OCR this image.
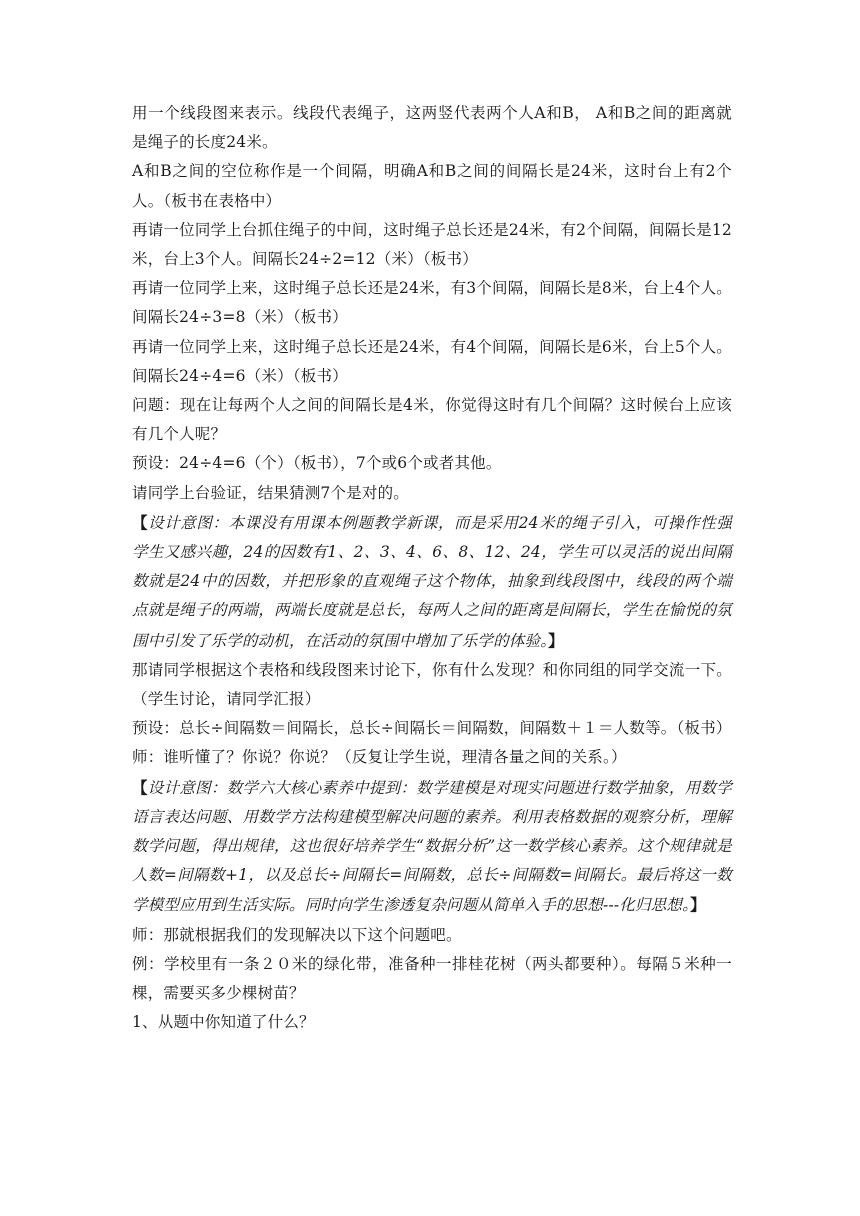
用一个线段图来表示。线段代表绳子，这两竖代表两个人A和B， A和B之间的距离就是绳子的长度24米。

A和B之间的空位称作是一个间隔，明确A和B之间的间隔长是24米，这时台上有2个人。（板书在表格中）

再请一位同学上台抓住绳子的中间，这时绳子总长还是24米，有2个间隔，间隔长是12米，台上3个人。间隔长24÷2=12（米）（板书）

再请一位同学上来，这时绳子总长还是24米，有3个间隔，间隔长是8米，台上4个人。间隔长24÷3=8（米）（板书）

再请一位同学上来，这时绳子总长还是24米，有4个间隔，间隔长是6米，台上5个人。间隔长24÷4=6（米）（板书）

问题：现在让每两个人之间的间隔长是4米，你觉得这时有几个间隔？这时候台上应该有几个人呢？

预设：24÷4=6（个）（板书），7个或6个或者其他。

请同学上台验证，结果猜测7个是对的。

【设计意图：本课没有用课本例题教学新课，而是采用24米的绳子引入，可操作性强学生又感兴趣，24的因数有1、2、3、4、6、8、12、24，学生可以灵活的说出间隔数就是24中的因数，并把形象的直观绳子这个物体，抽象到线段图中，线段的两个端点就是绳子的两端，两端长度就是总长，每两人之间的距离是间隔长，学生在愉悦的氛围中引发了乐学的动机，在活动的氛围中增加了乐学的体验。】

那请同学根据这个表格和线段图来讨论下，你有什么发现？和你同组的同学交流一下。（学生讨论，请同学汇报）

预设：总长÷间隔数＝间隔长，总长÷间隔长＝间隔数，间隔数＋１＝人数等。（板书）

师：谁听懂了？你说？你说？（反复让学生说，理清各量之间的关系。）

【设计意图：数学六大核心素养中提到：数学建模是对现实问题进行数学抽象，用数学语言表达问题、用数学方法构建模型解决问题的素养。利用表格数据的观察分析，理解数学问题，得出规律，这也很好培养学生“数据分析”这一数学核心素养。这个规律就是人数=间隔数+1，以及总长÷间隔长=间隔数，总长÷间隔数=间隔长。最后将这一数学模型应用到生活实际。同时向学生渗透复杂问题从简单入手的思想---化归思想。】

师：那就根据我们的发现解决以下这个问题吧。

例：学校里有一条２０米的绿化带，准备种一排桂花树（两头都要种）。每隔５米种一棵，需要买多少棵树苗？

1、从题中你知道了什么？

━━━━━━

● **WHAT YOU HAVE TO DO**: Gather every line from the entries above where the word "再请一位同学上来" appears, and copy them.

● **OUTPUT**:
再请一位同学上来，这时绳子总长还是24米，有3个间隔，间隔长是8米，台上4个人。间隔长24÷3=8（米）（板书）
再请一位同学上来，这时绳子总长还是24米，有4个间隔，间隔长是6米，台上5个人。间隔长24÷4=6（米）（板书）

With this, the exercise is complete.